_Задания_
1) Где, согласно фрагменту о Боэции, был написан трактат «Утешение философией»?
2) Объясните, почему, по словам Боэция во фрагменте о Боэции, надежды на Бога и молитвы не пусты.
3) Продолжите фрагмент о Боэции, начиная сразу после его последнего предложения.

----- Фрагмент страницы -----

Импульс, исходящий из августиновского богословия, отражается в эпоху средневековья и в других, уже более "земных" размышлениях, в которых помимо провозглашения символа веры происходит зримая секуляризация идеи исповеди, хотя и без искусственного выхода за пределы веры. Современник Псевдо-Дионисия Северин Боэций свой знаменитый трактат "Утешение философией" написал, если верить источникам, находясь в тюрьме перед казнью. Богослов, размышляющий в последний час свой о радости философского постижения мира, - такой сюжет уже сам по себе говорит о многом, позволяет вспомнить об истоках августиновской "Исповеди".

Если первая книга трактата С.Боэция - это как бы начальный акт в метафизической драме, а стихи этой части приобретают "нечто от роли хора в греческой трагедии[10], то финал книги возвращает нас к истокам, к высшему началу, к молитве, к единственно возможному акту  покаяния. "Не пусты надежды на Бога и молитвы, - говорит Боэций, - ибо если они искренни, не могут остаться безответными. Поэтому отвернитесь от пророков, заботьтесь о добродетели, устремите свой дух к праведным надеждам, вознесите к небу смиренные молитвы"[11]. Исследователи отмечают удивительный факт: глубоко верующий христианин, Боэций не упоминает ни разу в этом последнем и лучшем своем трактате имени Христа, практически молчит в своей книге о главном. Возможно, что философский дискурс предстает у Боэция как некий исход состояния души, как утешение, успокоение, даруемое отрешенностью от богословских споров, участником которых Боэций был на протяжении всей своей жизни.

----- Данные -----

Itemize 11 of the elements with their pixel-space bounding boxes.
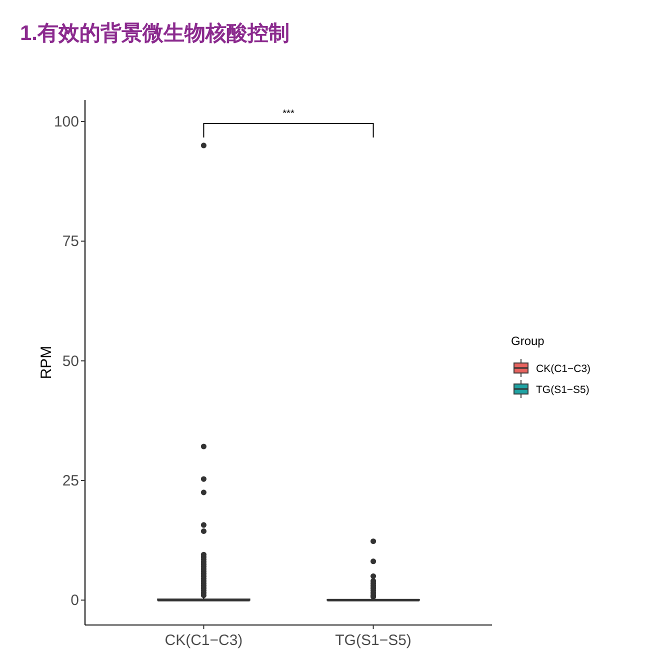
y-tick-label: 100 bbox=[54, 114, 79, 131]
y-axis-title: RPM bbox=[38, 346, 55, 380]
y-tick-label: 0 bbox=[70, 592, 79, 610]
legend-title: Group bbox=[511, 334, 545, 348]
y-tick-label: 75 bbox=[62, 233, 79, 250]
y-tick-label: 25 bbox=[62, 472, 79, 490]
legend-label: TG(S1−S5) bbox=[536, 384, 590, 396]
legend-label: CK(C1−C3) bbox=[536, 363, 591, 375]
chart-title: 1.有效的背景微生物核酸控制 bbox=[20, 22, 290, 45]
annotation: *** bbox=[282, 108, 294, 120]
y-tick-label: 50 bbox=[62, 352, 79, 370]
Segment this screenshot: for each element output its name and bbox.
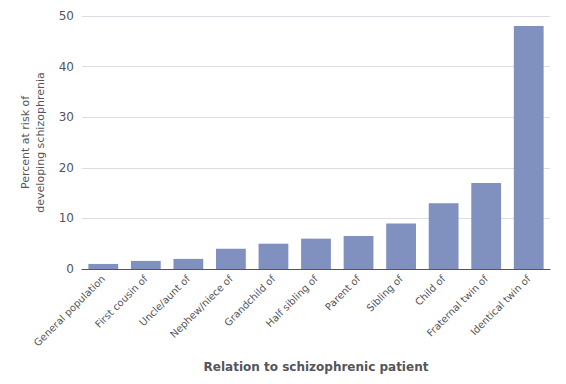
svg-text:Half sibling of: Half sibling of xyxy=(264,273,320,329)
svg-text:Sibling of: Sibling of xyxy=(364,273,405,314)
svg-text:Relation to schizophrenic pati: Relation to schizophrenic patient xyxy=(204,360,429,374)
svg-text:40: 40 xyxy=(59,60,74,74)
svg-text:10: 10 xyxy=(59,211,74,225)
svg-text:50: 50 xyxy=(59,9,74,23)
svg-text:30: 30 xyxy=(59,110,74,124)
svg-text:20: 20 xyxy=(59,161,74,175)
svg-text:Identical twin of: Identical twin of xyxy=(468,273,533,338)
svg-text:developing schizophrenia: developing schizophrenia xyxy=(34,72,47,212)
svg-text:General population: General population xyxy=(32,273,107,348)
svg-text:Percent at risk of: Percent at risk of xyxy=(19,95,32,189)
svg-text:Child of: Child of xyxy=(413,273,448,308)
svg-text:0: 0 xyxy=(66,262,74,276)
svg-text:Uncle/aunt of: Uncle/aunt of xyxy=(137,273,193,329)
svg-text:Grandchild of: Grandchild of xyxy=(222,273,278,329)
svg-text:Nephew/niece of: Nephew/niece of xyxy=(168,273,235,340)
svg-text:First cousin of: First cousin of xyxy=(93,273,150,330)
svg-text:Fraternal twin of: Fraternal twin of xyxy=(424,273,491,339)
svg-text:Parent of: Parent of xyxy=(323,273,363,313)
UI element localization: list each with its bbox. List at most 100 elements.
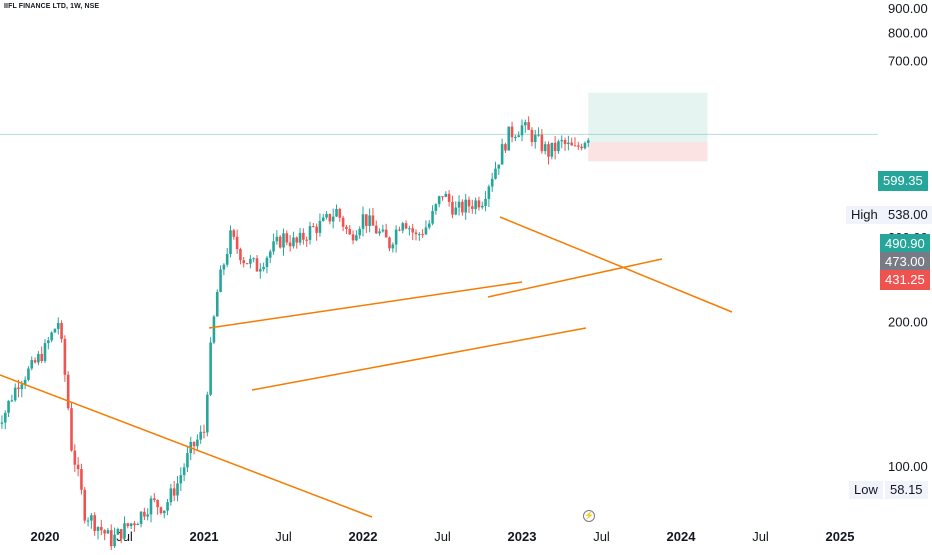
candle-body xyxy=(136,523,140,526)
candle-body xyxy=(275,236,279,242)
candle-body xyxy=(305,239,308,241)
x-tick-label: Jul xyxy=(752,529,769,544)
candle-body xyxy=(242,260,246,264)
candle-body xyxy=(487,186,491,199)
candle-body xyxy=(225,254,229,265)
candle-body xyxy=(490,178,494,187)
candle-body xyxy=(557,141,560,152)
candle-body xyxy=(358,228,361,236)
candle-body xyxy=(172,488,176,496)
flash-icon[interactable]: ⚡ xyxy=(583,510,595,522)
candle-body xyxy=(259,269,262,272)
candle-body xyxy=(537,134,540,136)
candle-body xyxy=(70,408,73,451)
candle-body xyxy=(371,215,375,226)
x-tick-label: 2025 xyxy=(826,529,855,544)
candle-body xyxy=(139,511,143,524)
candle-body xyxy=(106,530,110,534)
candle-body xyxy=(282,233,285,248)
candle-body xyxy=(76,464,80,470)
candle-body xyxy=(182,467,186,476)
candle-body xyxy=(461,201,464,213)
candle-body xyxy=(315,226,318,233)
candle-body xyxy=(325,213,328,218)
candle-body xyxy=(40,353,43,361)
candle-body xyxy=(361,214,365,229)
candle-body xyxy=(335,209,338,217)
candle-body xyxy=(27,368,30,380)
candle-body xyxy=(527,122,530,130)
candle-body xyxy=(533,134,537,143)
candle-body xyxy=(577,145,580,147)
candle-body xyxy=(348,229,352,235)
candle-body xyxy=(563,140,567,145)
candle-body xyxy=(494,168,497,179)
candle-body xyxy=(133,523,136,526)
candle-body xyxy=(570,142,573,146)
target-zone xyxy=(588,92,708,143)
candle-body xyxy=(312,226,315,228)
candle-body xyxy=(517,135,520,137)
candle-body xyxy=(80,469,83,490)
candle-body xyxy=(66,374,70,409)
high-label: High xyxy=(846,206,883,224)
low-label: Low xyxy=(849,481,883,499)
candle-body xyxy=(394,229,398,245)
x-tick-label: Jul xyxy=(593,529,610,544)
candle-body xyxy=(391,244,395,249)
candle-body xyxy=(374,225,378,234)
candle-body xyxy=(451,201,454,215)
candle-body xyxy=(384,229,388,238)
candle-body xyxy=(268,251,272,258)
candle-body xyxy=(381,229,385,232)
candle-body xyxy=(153,498,156,501)
candle-body xyxy=(398,229,401,231)
candle-body xyxy=(477,200,481,208)
candle-body xyxy=(169,488,173,503)
candle-body xyxy=(368,215,371,226)
candle-body xyxy=(427,223,431,228)
trendline xyxy=(499,216,733,313)
candle-body xyxy=(96,526,100,531)
candle-body xyxy=(388,237,391,249)
candle-body xyxy=(464,199,467,213)
x-tick-label: 2023 xyxy=(508,529,537,544)
candle-body xyxy=(20,384,24,390)
candle-body xyxy=(580,146,583,149)
candle-body xyxy=(484,198,487,206)
candle-body xyxy=(159,507,163,514)
candle-body xyxy=(272,241,275,252)
candle-body xyxy=(129,523,133,527)
candle-body xyxy=(401,223,405,231)
candle-body xyxy=(295,237,299,243)
candle-body xyxy=(583,142,587,149)
candle-body xyxy=(355,235,358,241)
candle-body xyxy=(222,264,226,270)
candle-body xyxy=(500,144,504,165)
candle-body xyxy=(285,233,289,243)
y-tick-label: 100.00 xyxy=(888,459,928,474)
candle-body xyxy=(235,236,239,250)
candle-body xyxy=(414,232,418,235)
candle-body xyxy=(530,129,534,143)
stop-price-tag: 431.25 xyxy=(880,270,930,290)
candle-body xyxy=(143,511,146,517)
candle-body xyxy=(162,510,166,514)
candle-body xyxy=(408,228,411,230)
stop-zone xyxy=(588,142,708,162)
candle-body xyxy=(50,332,53,341)
candle-body xyxy=(278,236,282,248)
candle-body xyxy=(43,343,47,361)
candle-body xyxy=(255,258,259,272)
candle-body xyxy=(239,249,242,261)
candle-body xyxy=(437,196,441,205)
candle-body xyxy=(17,387,20,390)
candle-body xyxy=(441,196,444,198)
candle-body xyxy=(10,400,14,402)
candle-body xyxy=(547,144,550,157)
candle-body xyxy=(53,328,57,333)
candle-body xyxy=(37,353,40,363)
target-price-tag: 599.35 xyxy=(878,171,928,191)
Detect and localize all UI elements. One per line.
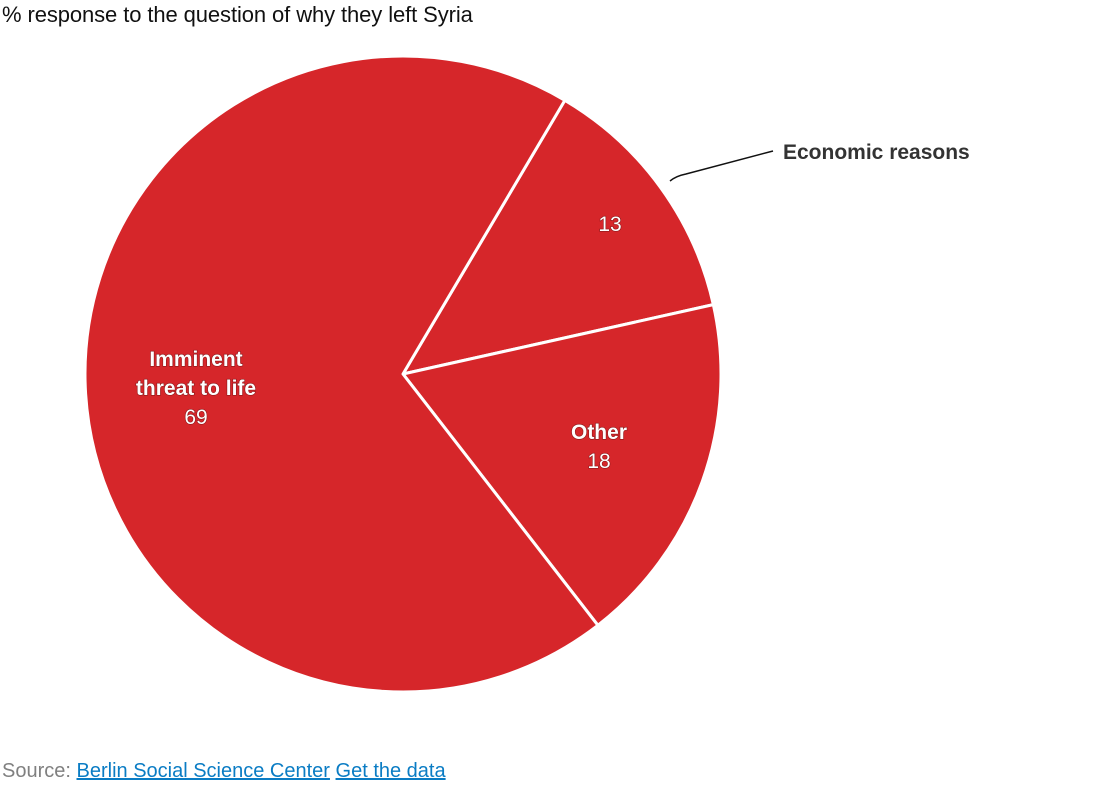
imminent-value-label: 69	[184, 406, 207, 429]
pie-slices	[83, 54, 723, 694]
source-link[interactable]: Berlin Social Science Center	[76, 760, 330, 782]
callout-leader-line	[669, 150, 774, 182]
chart-title: % response to the question of why they l…	[2, 2, 473, 27]
economic-value-label: 13	[598, 213, 621, 236]
imminent-name-line1: Imminent	[149, 348, 242, 371]
source-line: Source: Berlin Social Science Center Get…	[2, 760, 446, 783]
imminent-name-line2: threat to life	[136, 377, 256, 400]
pie-slice-economic-reasons	[401, 98, 715, 376]
pie-slice-imminent-threat-to-life	[83, 54, 600, 694]
economic-callout-label: Economic reasons	[783, 141, 970, 164]
other-value-label: 18	[587, 450, 610, 473]
pie-slice-other	[401, 303, 723, 627]
source-prefix: Source:	[2, 760, 71, 782]
get-data-link[interactable]: Get the data	[335, 760, 446, 782]
other-name-label: Other	[571, 421, 627, 444]
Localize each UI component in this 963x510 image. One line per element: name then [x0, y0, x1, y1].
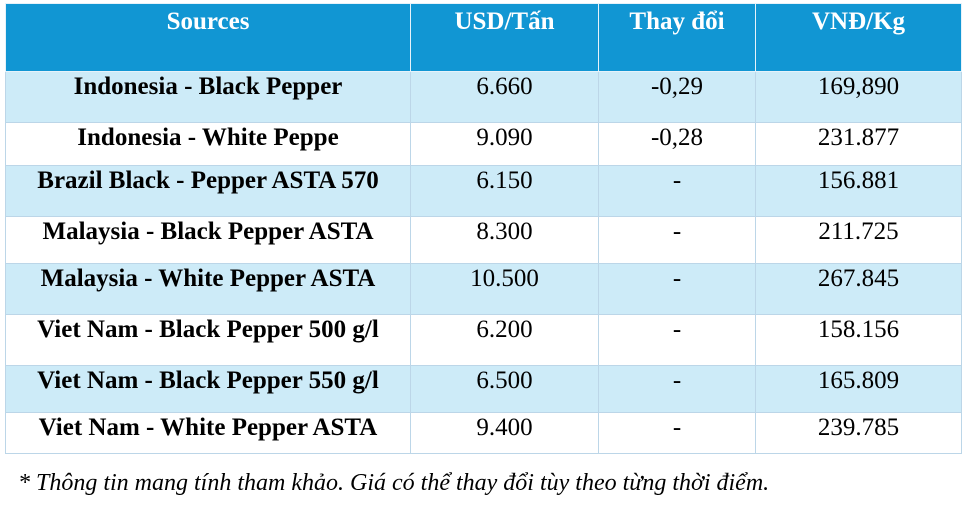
cell-change: -	[598, 412, 756, 454]
cell-vnd-per-kg: 239.785	[755, 412, 962, 454]
pepper-price-table-container: Sources USD/Tấn Thay đổi VNĐ/Kg Indonesi…	[5, 3, 962, 454]
cell-change: -0,29	[598, 71, 756, 123]
cell-usd-per-ton: 10.500	[410, 263, 599, 315]
cell-change: -0,28	[598, 122, 756, 166]
table-row: Indonesia - Black Pepper 6.660 -0,29 169…	[5, 71, 962, 123]
header-usd-per-ton: USD/Tấn	[410, 3, 599, 72]
cell-source: Malaysia - White Pepper ASTA	[5, 263, 411, 315]
cell-vnd-per-kg: 158.156	[755, 314, 962, 366]
cell-vnd-per-kg: 231.877	[755, 122, 962, 166]
cell-usd-per-ton: 9.400	[410, 412, 599, 454]
cell-usd-per-ton: 9.090	[410, 122, 599, 166]
cell-usd-per-ton: 8.300	[410, 216, 599, 264]
table-row: Malaysia - White Pepper ASTA 10.500 - 26…	[5, 263, 962, 315]
cell-usd-per-ton: 6.200	[410, 314, 599, 366]
cell-vnd-per-kg: 165.809	[755, 365, 962, 413]
table-row: Malaysia - Black Pepper ASTA 8.300 - 211…	[5, 216, 962, 264]
table-row: Viet Nam - Black Pepper 550 g/l 6.500 - …	[5, 365, 962, 413]
cell-change: -	[598, 216, 756, 264]
cell-change: -	[598, 314, 756, 366]
cell-vnd-per-kg: 267.845	[755, 263, 962, 315]
cell-source: Brazil Black - Pepper ASTA 570	[5, 165, 411, 217]
cell-change: -	[598, 165, 756, 217]
cell-source: Indonesia - Black Pepper	[5, 71, 411, 123]
cell-source: Malaysia - Black Pepper ASTA	[5, 216, 411, 264]
table-row: Indonesia - White Peppe 9.090 -0,28 231.…	[5, 122, 962, 166]
cell-usd-per-ton: 6.150	[410, 165, 599, 217]
table-row: Brazil Black - Pepper ASTA 570 6.150 - 1…	[5, 165, 962, 217]
cell-source: Indonesia - White Peppe	[5, 122, 411, 166]
cell-vnd-per-kg: 211.725	[755, 216, 962, 264]
header-vnd-per-kg: VNĐ/Kg	[755, 3, 962, 72]
cell-source: Viet Nam - Black Pepper 550 g/l	[5, 365, 411, 413]
cell-source: Viet Nam - Black Pepper 500 g/l	[5, 314, 411, 366]
header-change: Thay đổi	[598, 3, 756, 72]
table-row: Viet Nam - Black Pepper 500 g/l 6.200 - …	[5, 314, 962, 366]
cell-source: Viet Nam - White Pepper ASTA	[5, 412, 411, 454]
cell-change: -	[598, 263, 756, 315]
pepper-price-table: Sources USD/Tấn Thay đổi VNĐ/Kg Indonesi…	[5, 3, 962, 454]
header-sources: Sources	[5, 3, 411, 72]
cell-usd-per-ton: 6.500	[410, 365, 599, 413]
cell-vnd-per-kg: 169,890	[755, 71, 962, 123]
cell-vnd-per-kg: 156.881	[755, 165, 962, 217]
footnote: * Thông tin mang tính tham khảo. Giá có …	[18, 470, 770, 496]
table-row: Viet Nam - White Pepper ASTA 9.400 - 239…	[5, 412, 962, 454]
cell-change: -	[598, 365, 756, 413]
cell-usd-per-ton: 6.660	[410, 71, 599, 123]
table-header-row: Sources USD/Tấn Thay đổi VNĐ/Kg	[5, 3, 962, 72]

-----

_Ответы_
1) В тюрьме перед казнью.

2) Если молитвы искренни, они не могут остаться безответными.

3)
"Утешение философией", как известно, оказало очень большое влияние на систему мировоззрения средневековья и Возрождения. Так, Данте в "Божественной комедии" помещает Боэция среди великих мудрецов ("Рай", Х; 124-129), неоднократно ссылается на него и даже вкладывает в уста Франчески да Римини парафраз на тему "Утешения": "Тот страждет высшей мукой, кто радостные помнит времена в несчастьи, - восклицает Франческа ("Ад", V; 121-128). У Боэция мы читаем: "Радостна смерть для людей, если является кстати, / Коль ее ждут, и когда нить она счастья не рвет"[12].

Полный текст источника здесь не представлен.